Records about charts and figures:
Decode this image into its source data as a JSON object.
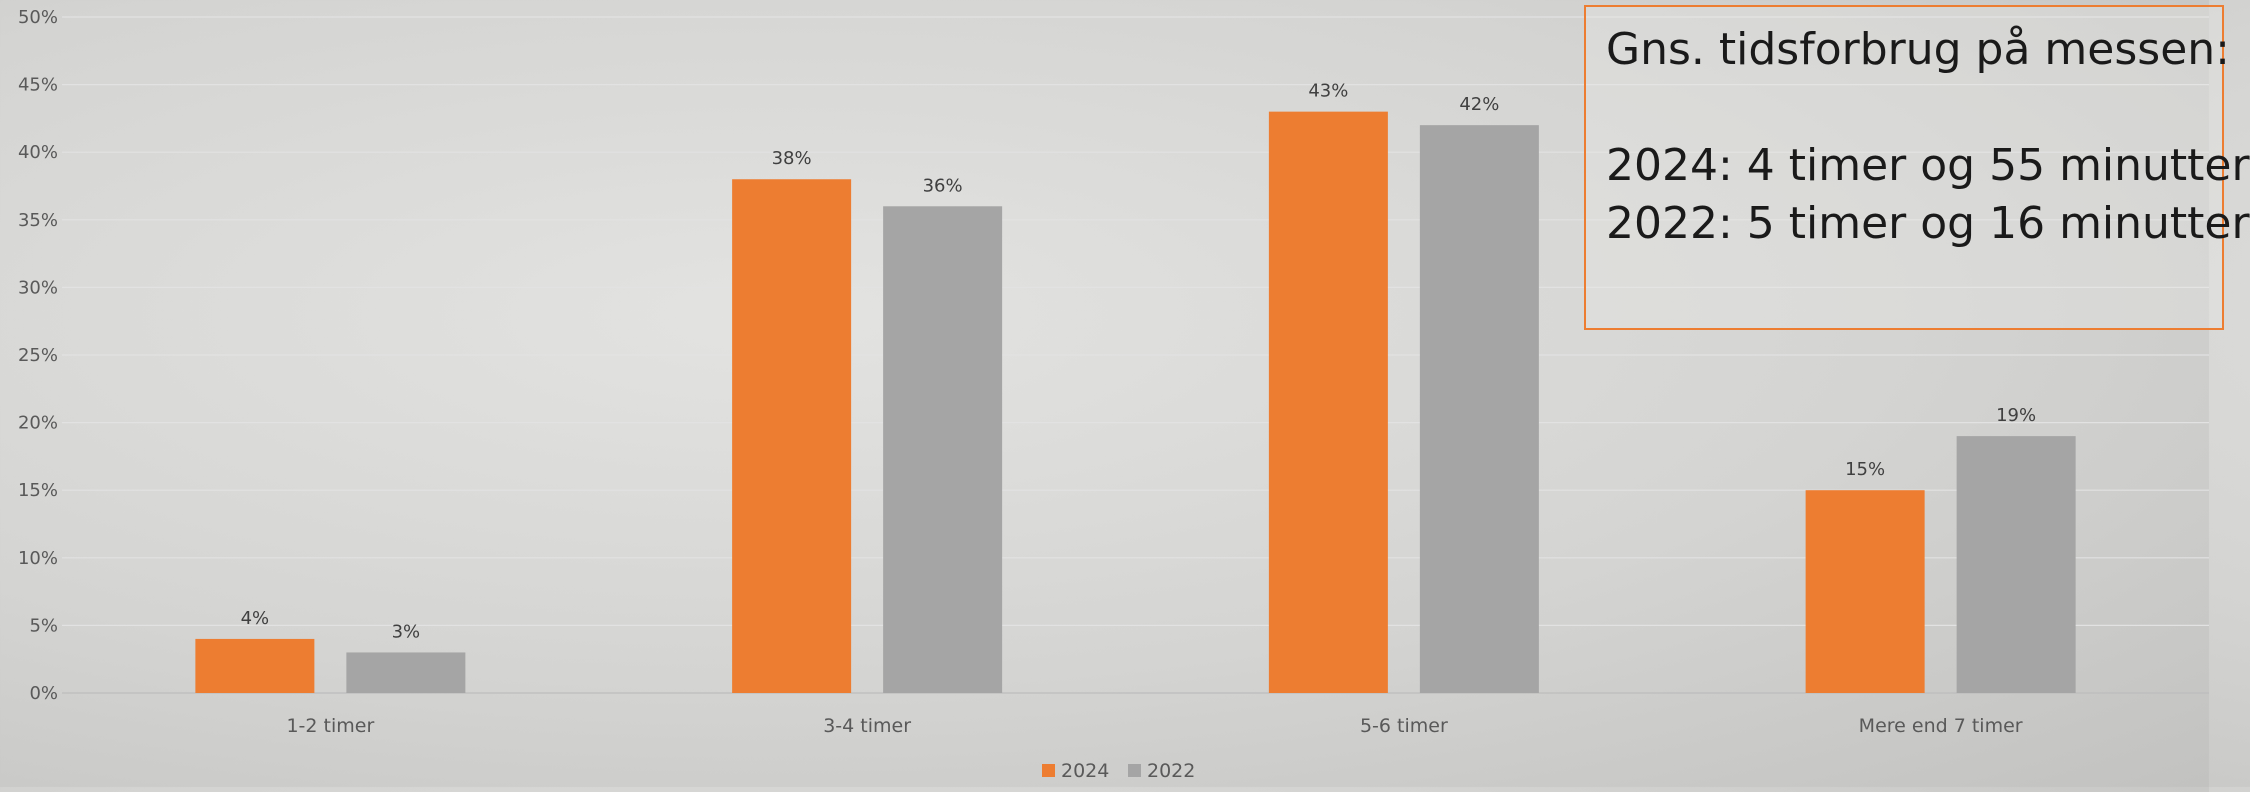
{
  "chart_data": {
    "type": "bar",
    "categories": [
      "1-2 timer",
      "3-4 timer",
      "5-6 timer",
      "Mere end 7 timer"
    ],
    "series": [
      {
        "name": "2024",
        "values": [
          4,
          38,
          43,
          15
        ],
        "labels": [
          "4%",
          "38%",
          "43%",
          "15%"
        ],
        "color": "#ED7D31"
      },
      {
        "name": "2022",
        "values": [
          3,
          36,
          42,
          19
        ],
        "labels": [
          "3%",
          "36%",
          "42%",
          "19%"
        ],
        "color": "#A5A5A5"
      }
    ],
    "ylim": [
      0,
      50
    ],
    "yticks": [
      0,
      5,
      10,
      15,
      20,
      25,
      30,
      35,
      40,
      45,
      50
    ],
    "ytick_labels": [
      "0%",
      "5%",
      "10%",
      "15%",
      "20%",
      "25%",
      "30%",
      "35%",
      "40%",
      "45%",
      "50%"
    ],
    "xlabel": "",
    "ylabel": "",
    "grid": true,
    "legend_position": "bottom"
  },
  "info_box": {
    "title": "Gns. tidsforbrug på messen:",
    "line_2024": "2024: 4 timer og 55 minutter",
    "line_2022": "2022: 5 timer og 16 minutter"
  },
  "colors": {
    "accent": "#ED7D31",
    "secondary": "#A5A5A5",
    "text": "#595959"
  }
}
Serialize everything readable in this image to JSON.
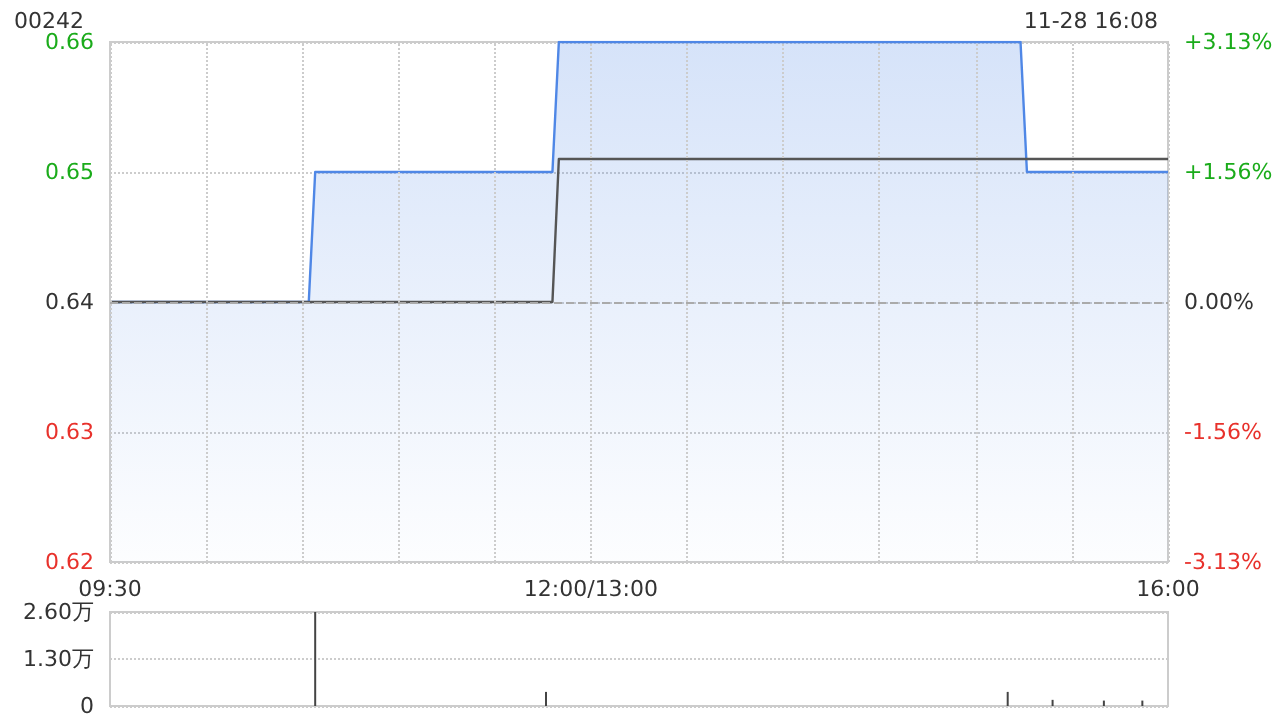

[Your instructions]: Extract every line containing the string "minutter" from the material.

[Solution to this problem]:
    "line_2024": "2024: 4 timer og 55 minutter",
    "line_2022": "2022: 5 timer og 16 minutter"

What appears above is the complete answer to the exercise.